• BRIEF:
Each line containing the word "Citizens" must be reported.

• MATERIAL FOR THIS TASK:
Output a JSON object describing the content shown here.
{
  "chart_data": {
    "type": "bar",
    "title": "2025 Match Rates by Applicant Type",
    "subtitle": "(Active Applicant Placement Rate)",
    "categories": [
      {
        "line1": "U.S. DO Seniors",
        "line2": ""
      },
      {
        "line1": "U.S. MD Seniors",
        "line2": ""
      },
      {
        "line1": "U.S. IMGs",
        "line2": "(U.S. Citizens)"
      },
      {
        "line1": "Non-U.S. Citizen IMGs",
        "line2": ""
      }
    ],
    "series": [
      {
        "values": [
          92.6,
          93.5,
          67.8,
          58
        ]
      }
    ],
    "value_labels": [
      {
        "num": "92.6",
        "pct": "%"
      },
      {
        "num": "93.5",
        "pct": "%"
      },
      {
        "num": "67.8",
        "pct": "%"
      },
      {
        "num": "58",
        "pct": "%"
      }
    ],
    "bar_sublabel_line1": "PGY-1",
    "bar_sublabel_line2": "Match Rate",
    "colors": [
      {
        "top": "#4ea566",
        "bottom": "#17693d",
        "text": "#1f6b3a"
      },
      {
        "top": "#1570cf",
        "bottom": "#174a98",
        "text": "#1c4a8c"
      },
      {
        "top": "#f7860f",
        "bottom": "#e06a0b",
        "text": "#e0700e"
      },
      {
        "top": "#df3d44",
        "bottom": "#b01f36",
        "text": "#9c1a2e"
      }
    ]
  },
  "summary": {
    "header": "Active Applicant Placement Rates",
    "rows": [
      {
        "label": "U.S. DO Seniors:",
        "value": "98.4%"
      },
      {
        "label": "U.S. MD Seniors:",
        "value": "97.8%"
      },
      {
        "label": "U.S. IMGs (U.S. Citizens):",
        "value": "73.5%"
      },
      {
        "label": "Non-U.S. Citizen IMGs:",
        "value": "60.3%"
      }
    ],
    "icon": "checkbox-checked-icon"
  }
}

• SOLUTION FOR THIS EXERCISE:
        "line2": "(U.S. Citizens)"
        "label": "U.S. IMGs (U.S. Citizens):",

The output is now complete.